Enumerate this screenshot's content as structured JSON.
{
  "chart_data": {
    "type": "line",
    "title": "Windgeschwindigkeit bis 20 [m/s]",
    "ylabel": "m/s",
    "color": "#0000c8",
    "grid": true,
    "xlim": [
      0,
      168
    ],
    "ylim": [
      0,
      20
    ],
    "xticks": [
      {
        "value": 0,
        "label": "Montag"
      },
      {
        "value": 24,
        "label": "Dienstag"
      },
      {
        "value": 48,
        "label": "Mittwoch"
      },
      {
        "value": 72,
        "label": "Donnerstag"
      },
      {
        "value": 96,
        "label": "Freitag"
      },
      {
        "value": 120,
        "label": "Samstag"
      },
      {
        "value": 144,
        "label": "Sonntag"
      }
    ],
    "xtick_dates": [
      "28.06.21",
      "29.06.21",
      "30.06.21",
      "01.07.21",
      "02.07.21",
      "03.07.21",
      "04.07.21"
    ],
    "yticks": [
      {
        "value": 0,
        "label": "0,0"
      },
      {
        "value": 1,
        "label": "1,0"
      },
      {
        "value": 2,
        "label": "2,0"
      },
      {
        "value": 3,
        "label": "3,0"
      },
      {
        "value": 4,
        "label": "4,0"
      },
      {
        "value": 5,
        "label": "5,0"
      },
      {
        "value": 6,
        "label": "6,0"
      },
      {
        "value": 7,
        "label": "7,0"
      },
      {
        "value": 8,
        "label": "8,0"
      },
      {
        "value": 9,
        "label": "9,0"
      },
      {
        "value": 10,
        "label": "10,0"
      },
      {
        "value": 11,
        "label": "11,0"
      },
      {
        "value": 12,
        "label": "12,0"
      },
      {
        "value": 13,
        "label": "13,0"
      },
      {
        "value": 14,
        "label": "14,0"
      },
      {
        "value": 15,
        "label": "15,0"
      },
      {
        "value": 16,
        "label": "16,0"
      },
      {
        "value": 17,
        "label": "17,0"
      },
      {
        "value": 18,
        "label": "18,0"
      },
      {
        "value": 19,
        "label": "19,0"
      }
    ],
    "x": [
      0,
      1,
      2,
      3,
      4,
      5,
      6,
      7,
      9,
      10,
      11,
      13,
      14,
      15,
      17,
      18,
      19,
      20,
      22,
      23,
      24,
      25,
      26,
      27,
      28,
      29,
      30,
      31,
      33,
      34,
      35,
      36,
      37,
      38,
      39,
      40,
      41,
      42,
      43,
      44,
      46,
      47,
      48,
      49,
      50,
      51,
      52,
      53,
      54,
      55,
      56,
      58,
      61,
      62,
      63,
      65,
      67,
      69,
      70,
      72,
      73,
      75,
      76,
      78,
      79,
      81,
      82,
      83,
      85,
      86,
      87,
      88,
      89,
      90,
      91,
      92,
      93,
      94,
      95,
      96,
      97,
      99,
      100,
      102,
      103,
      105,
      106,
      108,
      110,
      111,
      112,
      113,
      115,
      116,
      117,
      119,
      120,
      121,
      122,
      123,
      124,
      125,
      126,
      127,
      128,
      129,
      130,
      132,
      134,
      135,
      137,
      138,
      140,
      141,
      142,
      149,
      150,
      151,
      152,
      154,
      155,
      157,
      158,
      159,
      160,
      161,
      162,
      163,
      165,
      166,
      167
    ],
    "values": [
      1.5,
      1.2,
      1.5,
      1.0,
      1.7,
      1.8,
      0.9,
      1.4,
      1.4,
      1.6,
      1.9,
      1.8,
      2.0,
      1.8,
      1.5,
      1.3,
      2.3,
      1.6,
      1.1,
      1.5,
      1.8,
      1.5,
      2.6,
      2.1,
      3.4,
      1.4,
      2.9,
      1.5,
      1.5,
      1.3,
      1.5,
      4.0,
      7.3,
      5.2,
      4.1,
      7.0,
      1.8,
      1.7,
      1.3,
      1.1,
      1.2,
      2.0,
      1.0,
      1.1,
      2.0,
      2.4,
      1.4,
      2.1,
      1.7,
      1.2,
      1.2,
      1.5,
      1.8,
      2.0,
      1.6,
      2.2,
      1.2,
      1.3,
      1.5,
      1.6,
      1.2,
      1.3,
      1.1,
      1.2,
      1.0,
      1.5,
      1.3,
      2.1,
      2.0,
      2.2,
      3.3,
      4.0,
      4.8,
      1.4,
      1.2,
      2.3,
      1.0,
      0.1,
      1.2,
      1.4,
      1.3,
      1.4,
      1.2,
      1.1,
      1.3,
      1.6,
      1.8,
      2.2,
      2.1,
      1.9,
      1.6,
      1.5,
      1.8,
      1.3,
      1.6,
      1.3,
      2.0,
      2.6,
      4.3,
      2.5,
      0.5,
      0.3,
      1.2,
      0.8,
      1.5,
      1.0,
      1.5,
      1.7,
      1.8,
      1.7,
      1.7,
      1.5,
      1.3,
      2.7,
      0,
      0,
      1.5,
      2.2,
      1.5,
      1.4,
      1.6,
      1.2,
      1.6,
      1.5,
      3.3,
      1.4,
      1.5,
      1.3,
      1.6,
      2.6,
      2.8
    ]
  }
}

▬▬▬▬▬▬

◆ The exercise
Please repeat the material above, word for word and in full.

◆ Result for this exercise
Enumerate this screenshot's content as structured JSON.
{
  "chart_data": {
    "type": "line",
    "title": "Windgeschwindigkeit bis 20 [m/s]",
    "ylabel": "m/s",
    "color": "#0000c8",
    "grid": true,
    "xlim": [
      0,
      168
    ],
    "ylim": [
      0,
      20
    ],
    "xticks": [
      {
        "value": 0,
        "label": "Montag"
      },
      {
        "value": 24,
        "label": "Dienstag"
      },
      {
        "value": 48,
        "label": "Mittwoch"
      },
      {
        "value": 72,
        "label": "Donnerstag"
      },
      {
        "value": 96,
        "label": "Freitag"
      },
      {
        "value": 120,
        "label": "Samstag"
      },
      {
        "value": 144,
        "label": "Sonntag"
      }
    ],
    "xtick_dates": [
      "28.06.21",
      "29.06.21",
      "30.06.21",
      "01.07.21",
      "02.07.21",
      "03.07.21",
      "04.07.21"
    ],
    "yticks": [
      {
        "value": 0,
        "label": "0,0"
      },
      {
        "value": 1,
        "label": "1,0"
      },
      {
        "value": 2,
        "label": "2,0"
      },
      {
        "value": 3,
        "label": "3,0"
      },
      {
        "value": 4,
        "label": "4,0"
      },
      {
        "value": 5,
        "label": "5,0"
      },
      {
        "value": 6,
        "label": "6,0"
      },
      {
        "value": 7,
        "label": "7,0"
      },
      {
        "value": 8,
        "label": "8,0"
      },
      {
        "value": 9,
        "label": "9,0"
      },
      {
        "value": 10,
        "label": "10,0"
      },
      {
        "value": 11,
        "label": "11,0"
      },
      {
        "value": 12,
        "label": "12,0"
      },
      {
        "value": 13,
        "label": "13,0"
      },
      {
        "value": 14,
        "label": "14,0"
      },
      {
        "value": 15,
        "label": "15,0"
      },
      {
        "value": 16,
        "label": "16,0"
      },
      {
        "value": 17,
        "label": "17,0"
      },
      {
        "value": 18,
        "label": "18,0"
      },
      {
        "value": 19,
        "label": "19,0"
      }
    ],
    "x": [
      0,
      1,
      2,
      3,
      4,
      5,
      6,
      7,
      9,
      10,
      11,
      13,
      14,
      15,
      17,
      18,
      19,
      20,
      22,
      23,
      24,
      25,
      26,
      27,
      28,
      29,
      30,
      31,
      33,
      34,
      35,
      36,
      37,
      38,
      39,
      40,
      41,
      42,
      43,
      44,
      46,
      47,
      48,
      49,
      50,
      51,
      52,
      53,
      54,
      55,
      56,
      58,
      61,
      62,
      63,
      65,
      67,
      69,
      70,
      72,
      73,
      75,
      76,
      78,
      79,
      81,
      82,
      83,
      85,
      86,
      87,
      88,
      89,
      90,
      91,
      92,
      93,
      94,
      95,
      96,
      97,
      99,
      100,
      102,
      103,
      105,
      106,
      108,
      110,
      111,
      112,
      113,
      115,
      116,
      117,
      119,
      120,
      121,
      122,
      123,
      124,
      125,
      126,
      127,
      128,
      129,
      130,
      132,
      134,
      135,
      137,
      138,
      140,
      141,
      142,
      149,
      150,
      151,
      152,
      154,
      155,
      157,
      158,
      159,
      160,
      161,
      162,
      163,
      165,
      166,
      167
    ],
    "values": [
      1.5,
      1.2,
      1.5,
      1.0,
      1.7,
      1.8,
      0.9,
      1.4,
      1.4,
      1.6,
      1.9,
      1.8,
      2.0,
      1.8,
      1.5,
      1.3,
      2.3,
      1.6,
      1.1,
      1.5,
      1.8,
      1.5,
      2.6,
      2.1,
      3.4,
      1.4,
      2.9,
      1.5,
      1.5,
      1.3,
      1.5,
      4.0,
      7.3,
      5.2,
      4.1,
      7.0,
      1.8,
      1.7,
      1.3,
      1.1,
      1.2,
      2.0,
      1.0,
      1.1,
      2.0,
      2.4,
      1.4,
      2.1,
      1.7,
      1.2,
      1.2,
      1.5,
      1.8,
      2.0,
      1.6,
      2.2,
      1.2,
      1.3,
      1.5,
      1.6,
      1.2,
      1.3,
      1.1,
      1.2,
      1.0,
      1.5,
      1.3,
      2.1,
      2.0,
      2.2,
      3.3,
      4.0,
      4.8,
      1.4,
      1.2,
      2.3,
      1.0,
      0.1,
      1.2,
      1.4,
      1.3,
      1.4,
      1.2,
      1.1,
      1.3,
      1.6,
      1.8,
      2.2,
      2.1,
      1.9,
      1.6,
      1.5,
      1.8,
      1.3,
      1.6,
      1.3,
      2.0,
      2.6,
      4.3,
      2.5,
      0.5,
      0.3,
      1.2,
      0.8,
      1.5,
      1.0,
      1.5,
      1.7,
      1.8,
      1.7,
      1.7,
      1.5,
      1.3,
      2.7,
      0,
      0,
      1.5,
      2.2,
      1.5,
      1.4,
      1.6,
      1.2,
      1.6,
      1.5,
      3.3,
      1.4,
      1.5,
      1.3,
      1.6,
      2.6,
      2.8
    ]
  }
}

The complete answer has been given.